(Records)

== == ==

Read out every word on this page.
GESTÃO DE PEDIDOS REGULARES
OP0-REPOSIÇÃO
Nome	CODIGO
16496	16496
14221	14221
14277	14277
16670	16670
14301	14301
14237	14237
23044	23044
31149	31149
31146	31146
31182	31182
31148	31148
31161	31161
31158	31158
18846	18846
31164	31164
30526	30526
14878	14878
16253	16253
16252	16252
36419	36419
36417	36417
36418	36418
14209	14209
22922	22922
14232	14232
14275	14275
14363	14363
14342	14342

== == ==

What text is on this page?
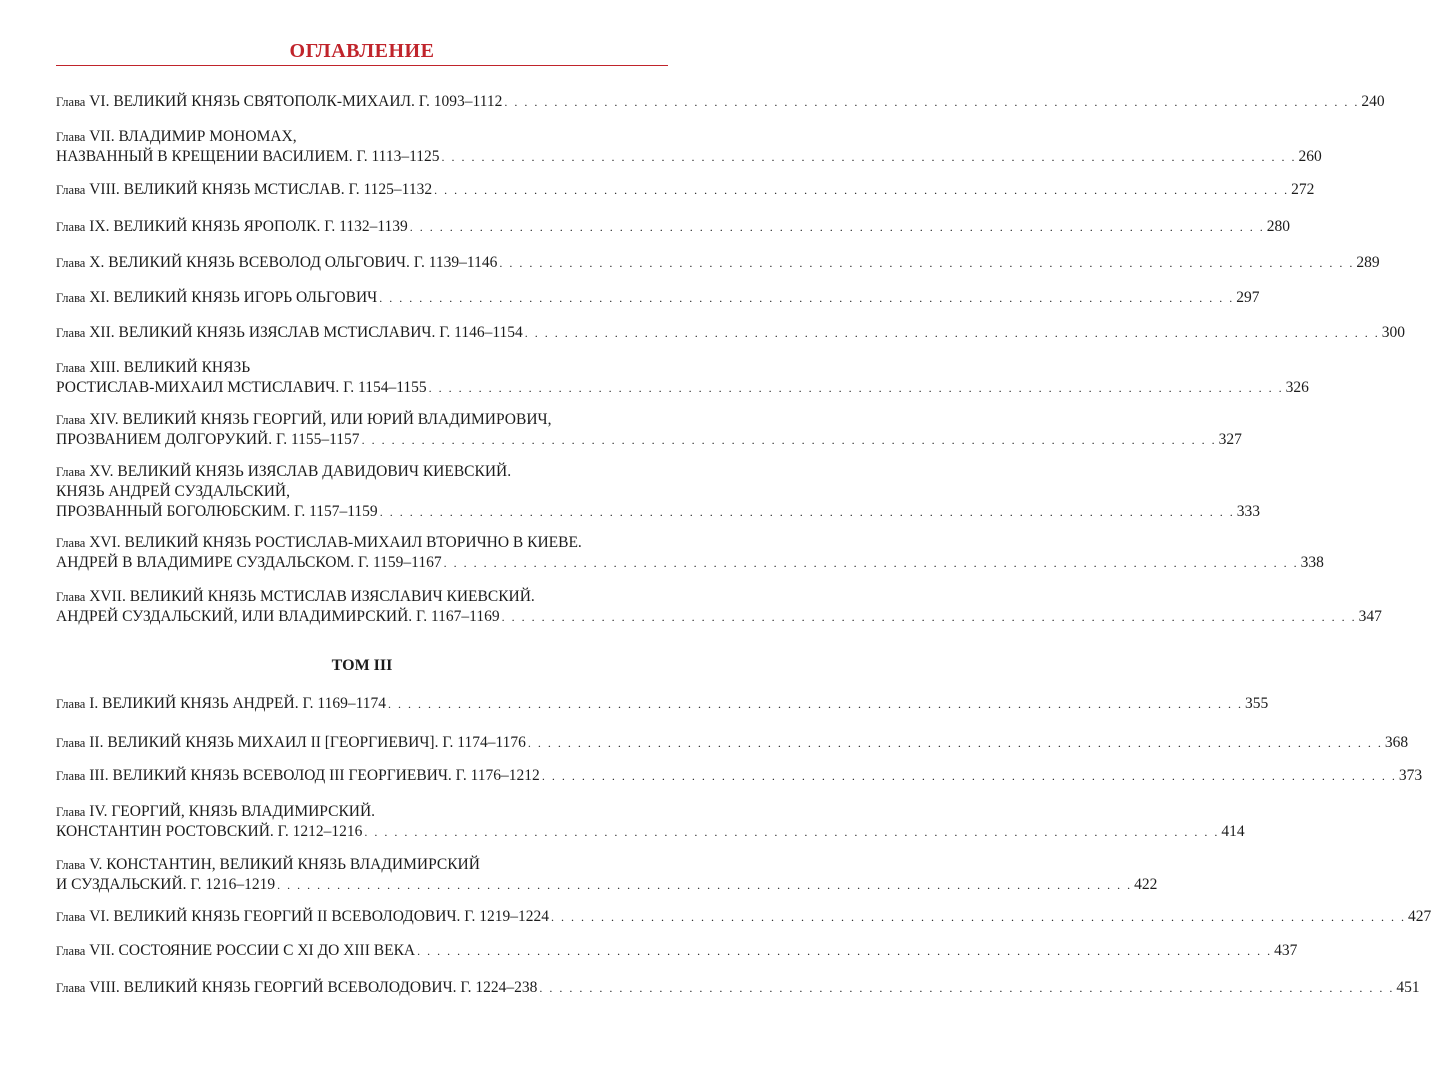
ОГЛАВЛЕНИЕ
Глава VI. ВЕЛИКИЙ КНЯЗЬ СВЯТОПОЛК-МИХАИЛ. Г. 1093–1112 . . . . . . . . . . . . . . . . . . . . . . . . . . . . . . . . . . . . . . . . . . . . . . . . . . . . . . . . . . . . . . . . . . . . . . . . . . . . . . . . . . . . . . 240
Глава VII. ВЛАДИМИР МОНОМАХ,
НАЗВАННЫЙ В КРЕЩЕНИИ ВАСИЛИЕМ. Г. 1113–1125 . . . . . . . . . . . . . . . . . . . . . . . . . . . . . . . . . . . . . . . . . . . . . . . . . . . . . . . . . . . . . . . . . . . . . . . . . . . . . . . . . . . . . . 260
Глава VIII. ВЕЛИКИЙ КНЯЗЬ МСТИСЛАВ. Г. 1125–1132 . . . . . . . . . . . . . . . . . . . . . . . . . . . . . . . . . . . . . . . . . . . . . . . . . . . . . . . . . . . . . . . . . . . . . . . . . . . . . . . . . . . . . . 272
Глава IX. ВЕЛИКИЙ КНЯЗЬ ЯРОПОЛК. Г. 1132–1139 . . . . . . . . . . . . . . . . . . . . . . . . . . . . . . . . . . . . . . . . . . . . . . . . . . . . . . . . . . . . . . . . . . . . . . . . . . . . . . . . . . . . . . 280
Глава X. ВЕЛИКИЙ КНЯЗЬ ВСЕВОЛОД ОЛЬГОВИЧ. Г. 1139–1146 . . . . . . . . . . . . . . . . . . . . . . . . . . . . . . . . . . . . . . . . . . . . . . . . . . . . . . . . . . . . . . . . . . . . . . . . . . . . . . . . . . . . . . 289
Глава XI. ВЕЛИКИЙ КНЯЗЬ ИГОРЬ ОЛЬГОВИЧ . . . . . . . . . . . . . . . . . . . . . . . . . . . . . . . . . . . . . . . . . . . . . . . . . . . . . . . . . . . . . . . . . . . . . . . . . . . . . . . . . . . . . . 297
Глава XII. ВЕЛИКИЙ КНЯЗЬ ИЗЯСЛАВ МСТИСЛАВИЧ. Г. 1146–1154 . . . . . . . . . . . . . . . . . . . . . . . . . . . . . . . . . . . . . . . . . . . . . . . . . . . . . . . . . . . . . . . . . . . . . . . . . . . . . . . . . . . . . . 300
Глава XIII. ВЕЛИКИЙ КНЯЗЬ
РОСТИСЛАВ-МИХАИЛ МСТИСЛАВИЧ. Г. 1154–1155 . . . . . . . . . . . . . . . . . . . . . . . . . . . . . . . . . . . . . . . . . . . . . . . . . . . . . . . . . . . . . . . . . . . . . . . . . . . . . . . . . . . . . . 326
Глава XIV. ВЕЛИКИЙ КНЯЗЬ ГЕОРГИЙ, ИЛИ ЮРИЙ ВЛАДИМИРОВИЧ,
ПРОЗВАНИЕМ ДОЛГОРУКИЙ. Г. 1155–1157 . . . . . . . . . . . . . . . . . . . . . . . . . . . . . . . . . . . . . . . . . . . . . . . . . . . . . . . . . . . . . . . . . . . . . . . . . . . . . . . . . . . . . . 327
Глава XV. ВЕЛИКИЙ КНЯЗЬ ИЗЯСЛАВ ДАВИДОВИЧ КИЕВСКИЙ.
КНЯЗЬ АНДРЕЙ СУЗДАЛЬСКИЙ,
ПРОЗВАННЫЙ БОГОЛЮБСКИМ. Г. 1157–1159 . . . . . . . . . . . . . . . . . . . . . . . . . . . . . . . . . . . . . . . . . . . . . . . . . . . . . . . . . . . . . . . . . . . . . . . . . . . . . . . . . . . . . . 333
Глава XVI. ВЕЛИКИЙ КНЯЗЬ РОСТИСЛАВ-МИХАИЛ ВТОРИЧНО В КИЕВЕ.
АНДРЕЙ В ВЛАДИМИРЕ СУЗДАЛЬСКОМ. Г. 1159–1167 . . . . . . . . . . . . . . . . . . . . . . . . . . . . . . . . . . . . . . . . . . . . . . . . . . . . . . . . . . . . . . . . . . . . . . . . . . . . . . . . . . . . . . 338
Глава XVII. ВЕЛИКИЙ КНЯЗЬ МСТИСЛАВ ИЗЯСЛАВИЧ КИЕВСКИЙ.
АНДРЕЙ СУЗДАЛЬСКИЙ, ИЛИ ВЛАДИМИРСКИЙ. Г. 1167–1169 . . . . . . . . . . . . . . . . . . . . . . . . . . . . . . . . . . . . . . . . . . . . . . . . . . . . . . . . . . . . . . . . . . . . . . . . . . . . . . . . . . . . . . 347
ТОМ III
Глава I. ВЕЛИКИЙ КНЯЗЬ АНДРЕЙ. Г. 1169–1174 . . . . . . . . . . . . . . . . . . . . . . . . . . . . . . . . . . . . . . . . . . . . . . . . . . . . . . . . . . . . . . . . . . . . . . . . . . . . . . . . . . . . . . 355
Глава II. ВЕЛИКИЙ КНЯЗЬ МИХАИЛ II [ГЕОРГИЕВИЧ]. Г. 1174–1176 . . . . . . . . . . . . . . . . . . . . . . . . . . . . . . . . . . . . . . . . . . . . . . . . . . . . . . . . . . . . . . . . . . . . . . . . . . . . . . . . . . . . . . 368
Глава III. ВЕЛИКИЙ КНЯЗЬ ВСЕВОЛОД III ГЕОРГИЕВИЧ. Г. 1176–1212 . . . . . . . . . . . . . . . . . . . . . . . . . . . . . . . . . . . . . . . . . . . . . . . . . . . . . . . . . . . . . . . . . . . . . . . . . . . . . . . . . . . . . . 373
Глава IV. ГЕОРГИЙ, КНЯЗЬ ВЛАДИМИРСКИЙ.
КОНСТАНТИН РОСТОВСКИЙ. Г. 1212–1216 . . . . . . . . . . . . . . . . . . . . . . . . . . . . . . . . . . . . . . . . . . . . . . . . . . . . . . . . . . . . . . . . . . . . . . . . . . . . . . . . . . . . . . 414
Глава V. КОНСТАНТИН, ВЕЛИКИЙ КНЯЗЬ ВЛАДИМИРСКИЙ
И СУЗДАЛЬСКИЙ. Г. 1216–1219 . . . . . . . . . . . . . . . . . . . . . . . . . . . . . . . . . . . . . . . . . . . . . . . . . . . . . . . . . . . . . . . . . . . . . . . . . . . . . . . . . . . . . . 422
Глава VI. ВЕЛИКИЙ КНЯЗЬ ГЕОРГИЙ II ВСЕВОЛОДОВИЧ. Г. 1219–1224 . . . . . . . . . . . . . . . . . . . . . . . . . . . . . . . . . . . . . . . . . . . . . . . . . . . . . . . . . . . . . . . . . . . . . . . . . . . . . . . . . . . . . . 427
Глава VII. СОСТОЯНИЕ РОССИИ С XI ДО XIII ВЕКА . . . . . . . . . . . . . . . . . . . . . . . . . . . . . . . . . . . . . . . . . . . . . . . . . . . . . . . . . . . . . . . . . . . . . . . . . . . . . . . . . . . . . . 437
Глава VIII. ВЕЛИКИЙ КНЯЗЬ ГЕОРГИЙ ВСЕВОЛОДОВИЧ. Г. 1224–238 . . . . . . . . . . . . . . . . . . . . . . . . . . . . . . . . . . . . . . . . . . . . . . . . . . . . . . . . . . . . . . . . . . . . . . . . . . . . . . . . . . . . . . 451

== == ==

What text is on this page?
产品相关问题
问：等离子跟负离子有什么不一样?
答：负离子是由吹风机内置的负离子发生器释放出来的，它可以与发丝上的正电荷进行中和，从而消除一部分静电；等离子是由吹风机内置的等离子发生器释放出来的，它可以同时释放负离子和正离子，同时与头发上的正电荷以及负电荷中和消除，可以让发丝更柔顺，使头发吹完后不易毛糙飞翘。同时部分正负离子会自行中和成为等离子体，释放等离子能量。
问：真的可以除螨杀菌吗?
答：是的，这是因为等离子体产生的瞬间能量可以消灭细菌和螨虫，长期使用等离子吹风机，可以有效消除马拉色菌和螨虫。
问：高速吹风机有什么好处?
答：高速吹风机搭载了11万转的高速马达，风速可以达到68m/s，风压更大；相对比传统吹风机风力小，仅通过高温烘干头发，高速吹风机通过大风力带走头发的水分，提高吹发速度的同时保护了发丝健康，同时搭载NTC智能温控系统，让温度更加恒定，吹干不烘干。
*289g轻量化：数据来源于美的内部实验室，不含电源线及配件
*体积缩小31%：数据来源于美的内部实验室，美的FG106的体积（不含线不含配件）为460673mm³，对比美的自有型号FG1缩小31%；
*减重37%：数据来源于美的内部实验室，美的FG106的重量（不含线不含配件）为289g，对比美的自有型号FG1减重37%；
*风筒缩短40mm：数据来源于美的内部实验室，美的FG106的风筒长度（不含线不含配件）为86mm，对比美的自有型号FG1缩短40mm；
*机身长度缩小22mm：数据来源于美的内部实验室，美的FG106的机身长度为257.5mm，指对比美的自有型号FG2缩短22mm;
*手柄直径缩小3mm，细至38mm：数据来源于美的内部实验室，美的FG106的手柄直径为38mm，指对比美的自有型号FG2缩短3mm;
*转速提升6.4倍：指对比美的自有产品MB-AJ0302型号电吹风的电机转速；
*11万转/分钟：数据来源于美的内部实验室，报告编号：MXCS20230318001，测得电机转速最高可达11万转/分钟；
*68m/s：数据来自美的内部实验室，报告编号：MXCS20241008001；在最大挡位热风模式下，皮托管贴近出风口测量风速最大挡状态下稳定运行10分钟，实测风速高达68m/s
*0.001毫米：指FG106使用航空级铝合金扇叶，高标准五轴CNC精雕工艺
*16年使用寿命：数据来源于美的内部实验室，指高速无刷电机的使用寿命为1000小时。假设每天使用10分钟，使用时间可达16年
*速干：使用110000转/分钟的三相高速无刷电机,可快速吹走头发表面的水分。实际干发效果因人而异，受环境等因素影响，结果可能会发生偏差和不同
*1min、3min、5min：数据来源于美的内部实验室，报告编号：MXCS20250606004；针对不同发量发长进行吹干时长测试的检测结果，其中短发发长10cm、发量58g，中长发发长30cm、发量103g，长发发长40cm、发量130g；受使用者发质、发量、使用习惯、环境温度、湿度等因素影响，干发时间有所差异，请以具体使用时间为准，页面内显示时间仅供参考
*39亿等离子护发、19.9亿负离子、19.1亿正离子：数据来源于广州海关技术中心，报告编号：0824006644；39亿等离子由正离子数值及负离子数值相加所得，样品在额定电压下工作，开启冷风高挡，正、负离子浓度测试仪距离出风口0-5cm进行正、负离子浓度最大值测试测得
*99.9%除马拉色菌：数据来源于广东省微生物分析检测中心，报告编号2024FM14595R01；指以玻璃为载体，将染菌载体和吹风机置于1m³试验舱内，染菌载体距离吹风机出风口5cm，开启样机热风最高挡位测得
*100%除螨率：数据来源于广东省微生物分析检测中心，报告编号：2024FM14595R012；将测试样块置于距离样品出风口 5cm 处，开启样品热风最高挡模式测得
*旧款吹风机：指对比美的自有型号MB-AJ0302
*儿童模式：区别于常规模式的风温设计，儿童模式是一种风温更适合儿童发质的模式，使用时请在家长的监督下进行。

== == ==

Set problem -
Count all lines of the data that include "ГЕОРГИЙ". The answer is the number alone.

Reply to the exercise -
4